Direction
Copy all lines below exactly as written. Leave pictures out.

:::::

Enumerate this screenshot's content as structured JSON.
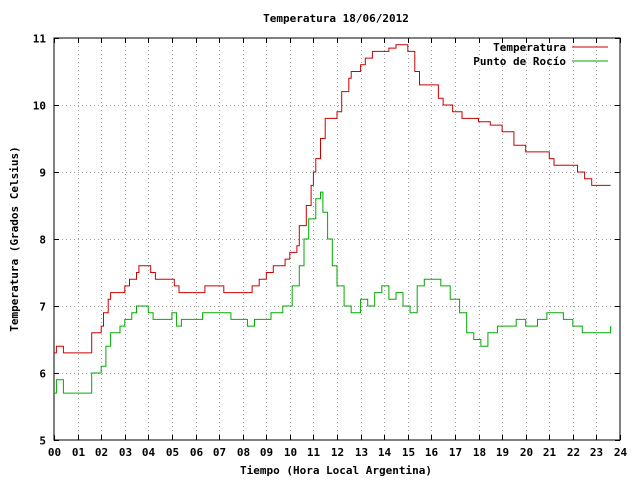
{
  "chart_data": {
    "type": "line",
    "title": "Temperatura 18/06/2012",
    "xlabel": "Tiempo (Hora Local Argentina)",
    "ylabel": "Temperatura (Grados Celsius)",
    "xlim": [
      0,
      24
    ],
    "ylim": [
      5,
      11
    ],
    "grid": true,
    "legend_position": "top-right",
    "x_ticks": [
      0,
      1,
      2,
      3,
      4,
      5,
      6,
      7,
      8,
      9,
      10,
      11,
      12,
      13,
      14,
      15,
      16,
      17,
      18,
      19,
      20,
      21,
      22,
      23,
      24
    ],
    "x_tick_labels": [
      "00",
      "01",
      "02",
      "03",
      "04",
      "05",
      "06",
      "07",
      "08",
      "09",
      "10",
      "11",
      "12",
      "13",
      "14",
      "15",
      "16",
      "17",
      "18",
      "19",
      "20",
      "21",
      "22",
      "23",
      "24"
    ],
    "y_ticks": [
      5,
      6,
      7,
      8,
      9,
      10,
      11
    ],
    "y_tick_labels": [
      "5",
      "6",
      "7",
      "8",
      "9",
      "10",
      "11"
    ],
    "series": [
      {
        "name": "Temperatura",
        "color": "#cc0000",
        "points": [
          [
            0,
            6.3
          ],
          [
            0.1,
            6.4
          ],
          [
            0.4,
            6.3
          ],
          [
            1.5,
            6.3
          ],
          [
            1.6,
            6.6
          ],
          [
            2.0,
            6.7
          ],
          [
            2.1,
            6.9
          ],
          [
            2.3,
            7.1
          ],
          [
            2.4,
            7.2
          ],
          [
            3.0,
            7.3
          ],
          [
            3.2,
            7.4
          ],
          [
            3.5,
            7.5
          ],
          [
            3.6,
            7.6
          ],
          [
            4.1,
            7.5
          ],
          [
            4.3,
            7.4
          ],
          [
            5.1,
            7.3
          ],
          [
            5.3,
            7.2
          ],
          [
            6.4,
            7.3
          ],
          [
            7.2,
            7.2
          ],
          [
            8.4,
            7.3
          ],
          [
            8.7,
            7.4
          ],
          [
            9.0,
            7.5
          ],
          [
            9.3,
            7.6
          ],
          [
            9.8,
            7.7
          ],
          [
            10.0,
            7.8
          ],
          [
            10.3,
            7.9
          ],
          [
            10.4,
            8.2
          ],
          [
            10.7,
            8.5
          ],
          [
            10.9,
            8.8
          ],
          [
            11.0,
            9.0
          ],
          [
            11.1,
            9.2
          ],
          [
            11.3,
            9.5
          ],
          [
            11.5,
            9.8
          ],
          [
            12.0,
            9.9
          ],
          [
            12.2,
            10.2
          ],
          [
            12.5,
            10.4
          ],
          [
            12.6,
            10.5
          ],
          [
            13.0,
            10.6
          ],
          [
            13.2,
            10.7
          ],
          [
            13.5,
            10.8
          ],
          [
            14.2,
            10.85
          ],
          [
            14.5,
            10.9
          ],
          [
            15.0,
            10.8
          ],
          [
            15.3,
            10.5
          ],
          [
            15.5,
            10.3
          ],
          [
            16.3,
            10.1
          ],
          [
            16.5,
            10.0
          ],
          [
            16.9,
            9.9
          ],
          [
            17.3,
            9.8
          ],
          [
            18.0,
            9.75
          ],
          [
            18.5,
            9.7
          ],
          [
            19.0,
            9.6
          ],
          [
            19.5,
            9.4
          ],
          [
            20.0,
            9.3
          ],
          [
            21.0,
            9.2
          ],
          [
            21.2,
            9.1
          ],
          [
            22.2,
            9.0
          ],
          [
            22.5,
            8.9
          ],
          [
            22.8,
            8.8
          ],
          [
            23.6,
            8.8
          ]
        ]
      },
      {
        "name": "Punto de Rocío",
        "color": "#00aa00",
        "points": [
          [
            0,
            5.7
          ],
          [
            0.1,
            5.9
          ],
          [
            0.4,
            5.7
          ],
          [
            1.5,
            5.7
          ],
          [
            1.6,
            6.0
          ],
          [
            2.0,
            6.1
          ],
          [
            2.2,
            6.4
          ],
          [
            2.4,
            6.6
          ],
          [
            2.8,
            6.7
          ],
          [
            3.0,
            6.8
          ],
          [
            3.3,
            6.9
          ],
          [
            3.5,
            7.0
          ],
          [
            4.0,
            6.9
          ],
          [
            4.2,
            6.8
          ],
          [
            5.0,
            6.9
          ],
          [
            5.2,
            6.7
          ],
          [
            5.4,
            6.8
          ],
          [
            6.3,
            6.9
          ],
          [
            7.5,
            6.8
          ],
          [
            8.2,
            6.7
          ],
          [
            8.5,
            6.8
          ],
          [
            9.2,
            6.9
          ],
          [
            9.7,
            7.0
          ],
          [
            10.1,
            7.3
          ],
          [
            10.4,
            7.6
          ],
          [
            10.6,
            8.0
          ],
          [
            10.8,
            8.3
          ],
          [
            11.1,
            8.6
          ],
          [
            11.3,
            8.7
          ],
          [
            11.4,
            8.4
          ],
          [
            11.6,
            8.0
          ],
          [
            11.8,
            7.6
          ],
          [
            12.0,
            7.3
          ],
          [
            12.3,
            7.0
          ],
          [
            12.6,
            6.9
          ],
          [
            13.0,
            7.1
          ],
          [
            13.3,
            7.0
          ],
          [
            13.6,
            7.2
          ],
          [
            13.9,
            7.3
          ],
          [
            14.2,
            7.1
          ],
          [
            14.5,
            7.2
          ],
          [
            14.8,
            7.0
          ],
          [
            15.1,
            6.9
          ],
          [
            15.4,
            7.3
          ],
          [
            15.7,
            7.4
          ],
          [
            16.1,
            7.4
          ],
          [
            16.4,
            7.3
          ],
          [
            16.8,
            7.1
          ],
          [
            17.2,
            6.9
          ],
          [
            17.5,
            6.6
          ],
          [
            17.8,
            6.5
          ],
          [
            18.1,
            6.4
          ],
          [
            18.4,
            6.6
          ],
          [
            18.8,
            6.7
          ],
          [
            19.2,
            6.7
          ],
          [
            19.6,
            6.8
          ],
          [
            20.0,
            6.7
          ],
          [
            20.5,
            6.8
          ],
          [
            20.9,
            6.9
          ],
          [
            21.2,
            6.9
          ],
          [
            21.6,
            6.8
          ],
          [
            22.0,
            6.7
          ],
          [
            22.4,
            6.6
          ],
          [
            22.8,
            6.6
          ],
          [
            23.2,
            6.6
          ],
          [
            23.6,
            6.7
          ]
        ]
      }
    ]
  }
}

:::::

Complete output
Enumerate this screenshot's content as structured JSON.
{
  "chart_data": {
    "type": "line",
    "title": "Temperatura 18/06/2012",
    "xlabel": "Tiempo (Hora Local Argentina)",
    "ylabel": "Temperatura (Grados Celsius)",
    "xlim": [
      0,
      24
    ],
    "ylim": [
      5,
      11
    ],
    "grid": true,
    "legend_position": "top-right",
    "x_ticks": [
      0,
      1,
      2,
      3,
      4,
      5,
      6,
      7,
      8,
      9,
      10,
      11,
      12,
      13,
      14,
      15,
      16,
      17,
      18,
      19,
      20,
      21,
      22,
      23,
      24
    ],
    "x_tick_labels": [
      "00",
      "01",
      "02",
      "03",
      "04",
      "05",
      "06",
      "07",
      "08",
      "09",
      "10",
      "11",
      "12",
      "13",
      "14",
      "15",
      "16",
      "17",
      "18",
      "19",
      "20",
      "21",
      "22",
      "23",
      "24"
    ],
    "y_ticks": [
      5,
      6,
      7,
      8,
      9,
      10,
      11
    ],
    "y_tick_labels": [
      "5",
      "6",
      "7",
      "8",
      "9",
      "10",
      "11"
    ],
    "series": [
      {
        "name": "Temperatura",
        "color": "#cc0000",
        "points": [
          [
            0,
            6.3
          ],
          [
            0.1,
            6.4
          ],
          [
            0.4,
            6.3
          ],
          [
            1.5,
            6.3
          ],
          [
            1.6,
            6.6
          ],
          [
            2.0,
            6.7
          ],
          [
            2.1,
            6.9
          ],
          [
            2.3,
            7.1
          ],
          [
            2.4,
            7.2
          ],
          [
            3.0,
            7.3
          ],
          [
            3.2,
            7.4
          ],
          [
            3.5,
            7.5
          ],
          [
            3.6,
            7.6
          ],
          [
            4.1,
            7.5
          ],
          [
            4.3,
            7.4
          ],
          [
            5.1,
            7.3
          ],
          [
            5.3,
            7.2
          ],
          [
            6.4,
            7.3
          ],
          [
            7.2,
            7.2
          ],
          [
            8.4,
            7.3
          ],
          [
            8.7,
            7.4
          ],
          [
            9.0,
            7.5
          ],
          [
            9.3,
            7.6
          ],
          [
            9.8,
            7.7
          ],
          [
            10.0,
            7.8
          ],
          [
            10.3,
            7.9
          ],
          [
            10.4,
            8.2
          ],
          [
            10.7,
            8.5
          ],
          [
            10.9,
            8.8
          ],
          [
            11.0,
            9.0
          ],
          [
            11.1,
            9.2
          ],
          [
            11.3,
            9.5
          ],
          [
            11.5,
            9.8
          ],
          [
            12.0,
            9.9
          ],
          [
            12.2,
            10.2
          ],
          [
            12.5,
            10.4
          ],
          [
            12.6,
            10.5
          ],
          [
            13.0,
            10.6
          ],
          [
            13.2,
            10.7
          ],
          [
            13.5,
            10.8
          ],
          [
            14.2,
            10.85
          ],
          [
            14.5,
            10.9
          ],
          [
            15.0,
            10.8
          ],
          [
            15.3,
            10.5
          ],
          [
            15.5,
            10.3
          ],
          [
            16.3,
            10.1
          ],
          [
            16.5,
            10.0
          ],
          [
            16.9,
            9.9
          ],
          [
            17.3,
            9.8
          ],
          [
            18.0,
            9.75
          ],
          [
            18.5,
            9.7
          ],
          [
            19.0,
            9.6
          ],
          [
            19.5,
            9.4
          ],
          [
            20.0,
            9.3
          ],
          [
            21.0,
            9.2
          ],
          [
            21.2,
            9.1
          ],
          [
            22.2,
            9.0
          ],
          [
            22.5,
            8.9
          ],
          [
            22.8,
            8.8
          ],
          [
            23.6,
            8.8
          ]
        ]
      },
      {
        "name": "Punto de Rocío",
        "color": "#00aa00",
        "points": [
          [
            0,
            5.7
          ],
          [
            0.1,
            5.9
          ],
          [
            0.4,
            5.7
          ],
          [
            1.5,
            5.7
          ],
          [
            1.6,
            6.0
          ],
          [
            2.0,
            6.1
          ],
          [
            2.2,
            6.4
          ],
          [
            2.4,
            6.6
          ],
          [
            2.8,
            6.7
          ],
          [
            3.0,
            6.8
          ],
          [
            3.3,
            6.9
          ],
          [
            3.5,
            7.0
          ],
          [
            4.0,
            6.9
          ],
          [
            4.2,
            6.8
          ],
          [
            5.0,
            6.9
          ],
          [
            5.2,
            6.7
          ],
          [
            5.4,
            6.8
          ],
          [
            6.3,
            6.9
          ],
          [
            7.5,
            6.8
          ],
          [
            8.2,
            6.7
          ],
          [
            8.5,
            6.8
          ],
          [
            9.2,
            6.9
          ],
          [
            9.7,
            7.0
          ],
          [
            10.1,
            7.3
          ],
          [
            10.4,
            7.6
          ],
          [
            10.6,
            8.0
          ],
          [
            10.8,
            8.3
          ],
          [
            11.1,
            8.6
          ],
          [
            11.3,
            8.7
          ],
          [
            11.4,
            8.4
          ],
          [
            11.6,
            8.0
          ],
          [
            11.8,
            7.6
          ],
          [
            12.0,
            7.3
          ],
          [
            12.3,
            7.0
          ],
          [
            12.6,
            6.9
          ],
          [
            13.0,
            7.1
          ],
          [
            13.3,
            7.0
          ],
          [
            13.6,
            7.2
          ],
          [
            13.9,
            7.3
          ],
          [
            14.2,
            7.1
          ],
          [
            14.5,
            7.2
          ],
          [
            14.8,
            7.0
          ],
          [
            15.1,
            6.9
          ],
          [
            15.4,
            7.3
          ],
          [
            15.7,
            7.4
          ],
          [
            16.1,
            7.4
          ],
          [
            16.4,
            7.3
          ],
          [
            16.8,
            7.1
          ],
          [
            17.2,
            6.9
          ],
          [
            17.5,
            6.6
          ],
          [
            17.8,
            6.5
          ],
          [
            18.1,
            6.4
          ],
          [
            18.4,
            6.6
          ],
          [
            18.8,
            6.7
          ],
          [
            19.2,
            6.7
          ],
          [
            19.6,
            6.8
          ],
          [
            20.0,
            6.7
          ],
          [
            20.5,
            6.8
          ],
          [
            20.9,
            6.9
          ],
          [
            21.2,
            6.9
          ],
          [
            21.6,
            6.8
          ],
          [
            22.0,
            6.7
          ],
          [
            22.4,
            6.6
          ],
          [
            22.8,
            6.6
          ],
          [
            23.2,
            6.6
          ],
          [
            23.6,
            6.7
          ]
        ]
      }
    ]
  }
}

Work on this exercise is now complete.